• **Dataset**
BEGIN

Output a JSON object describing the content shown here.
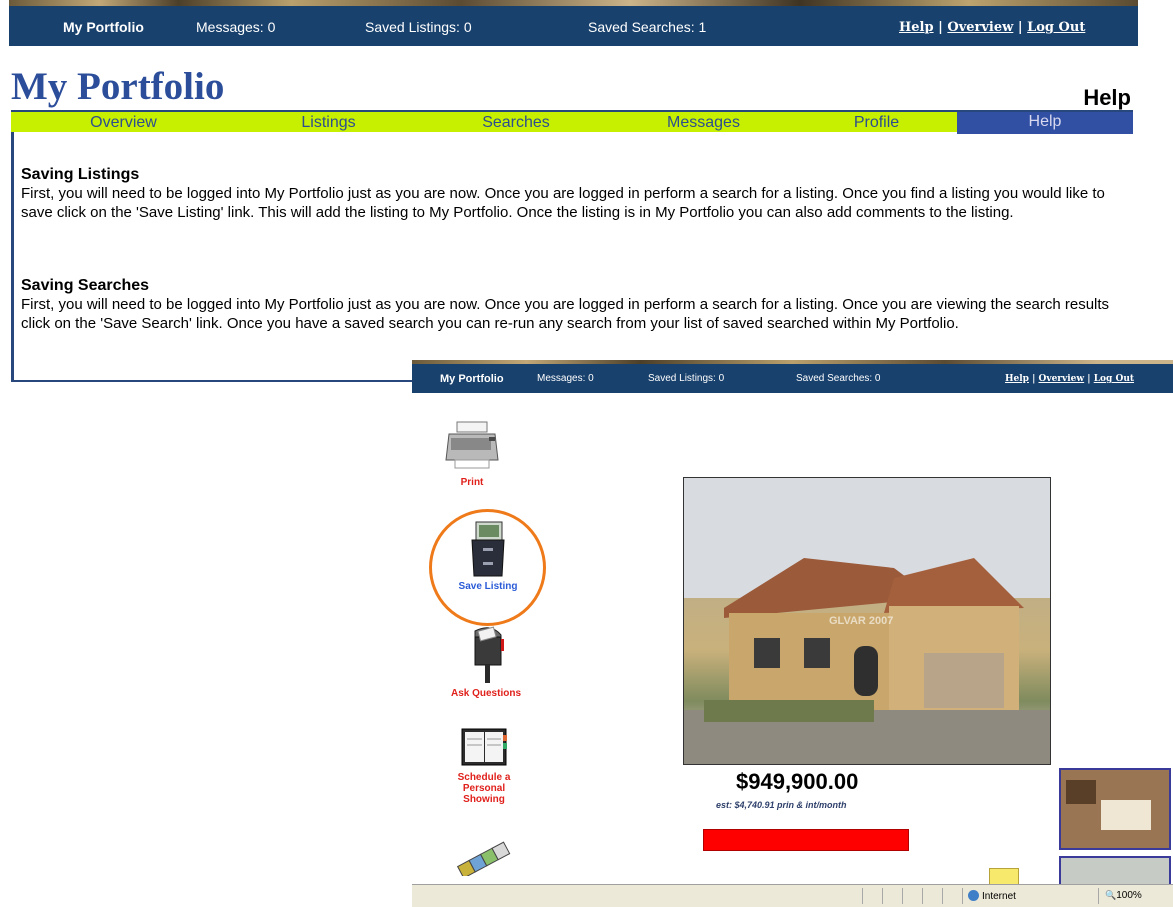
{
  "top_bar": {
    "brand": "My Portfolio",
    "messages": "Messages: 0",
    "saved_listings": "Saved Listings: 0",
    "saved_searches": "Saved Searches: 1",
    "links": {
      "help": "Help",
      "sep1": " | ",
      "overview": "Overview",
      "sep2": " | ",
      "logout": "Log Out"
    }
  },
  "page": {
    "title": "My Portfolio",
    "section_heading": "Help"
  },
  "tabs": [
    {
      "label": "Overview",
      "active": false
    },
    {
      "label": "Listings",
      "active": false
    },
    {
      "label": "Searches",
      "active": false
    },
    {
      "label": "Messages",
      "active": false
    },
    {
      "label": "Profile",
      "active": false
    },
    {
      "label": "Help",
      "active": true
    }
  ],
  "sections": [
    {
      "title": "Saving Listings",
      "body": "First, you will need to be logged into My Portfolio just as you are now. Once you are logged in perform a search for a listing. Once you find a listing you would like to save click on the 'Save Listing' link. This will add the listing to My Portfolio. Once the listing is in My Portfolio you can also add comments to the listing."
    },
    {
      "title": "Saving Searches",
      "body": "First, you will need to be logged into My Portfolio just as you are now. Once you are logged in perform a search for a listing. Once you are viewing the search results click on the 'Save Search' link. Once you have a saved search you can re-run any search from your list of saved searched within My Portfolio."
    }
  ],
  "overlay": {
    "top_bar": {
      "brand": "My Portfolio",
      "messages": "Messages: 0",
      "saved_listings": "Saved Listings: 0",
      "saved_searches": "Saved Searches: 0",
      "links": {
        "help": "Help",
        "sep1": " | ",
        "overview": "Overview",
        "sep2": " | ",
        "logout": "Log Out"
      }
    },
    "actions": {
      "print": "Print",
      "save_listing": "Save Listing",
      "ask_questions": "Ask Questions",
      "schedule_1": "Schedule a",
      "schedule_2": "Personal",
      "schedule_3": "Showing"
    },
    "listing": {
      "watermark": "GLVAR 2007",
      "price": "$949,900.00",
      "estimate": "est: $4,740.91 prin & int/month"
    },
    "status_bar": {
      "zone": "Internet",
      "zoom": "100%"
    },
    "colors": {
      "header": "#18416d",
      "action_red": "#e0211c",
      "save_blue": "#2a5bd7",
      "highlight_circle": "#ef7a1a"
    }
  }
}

END
BEGIN

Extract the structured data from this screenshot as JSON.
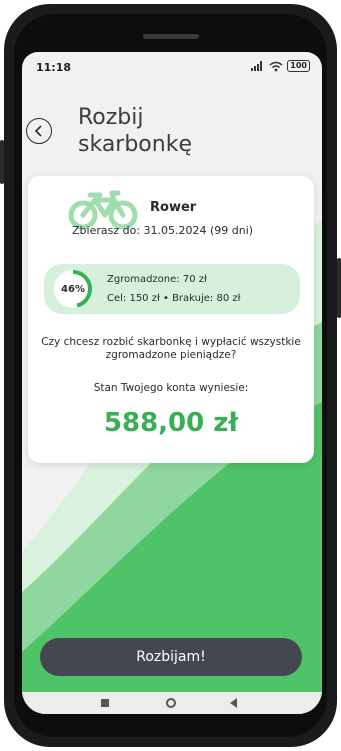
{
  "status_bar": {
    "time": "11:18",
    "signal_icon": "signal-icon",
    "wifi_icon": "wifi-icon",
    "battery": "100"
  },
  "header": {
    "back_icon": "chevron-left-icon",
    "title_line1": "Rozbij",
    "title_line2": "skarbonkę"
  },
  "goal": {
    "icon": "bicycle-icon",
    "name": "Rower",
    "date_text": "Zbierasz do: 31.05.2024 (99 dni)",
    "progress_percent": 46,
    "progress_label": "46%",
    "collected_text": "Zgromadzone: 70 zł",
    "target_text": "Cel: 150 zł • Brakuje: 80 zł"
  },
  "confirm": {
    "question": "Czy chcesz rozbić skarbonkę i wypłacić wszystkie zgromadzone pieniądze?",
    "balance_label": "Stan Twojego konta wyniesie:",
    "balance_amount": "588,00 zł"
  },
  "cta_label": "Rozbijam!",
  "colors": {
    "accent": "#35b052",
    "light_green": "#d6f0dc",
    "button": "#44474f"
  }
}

END

• **Given instruction**
Using the listing above, show each line holding the string "icon".

• **Written response**
    "signal_icon": "signal-icon",
    "wifi_icon": "wifi-icon",
    "back_icon": "chevron-left-icon",
    "icon": "bicycle-icon",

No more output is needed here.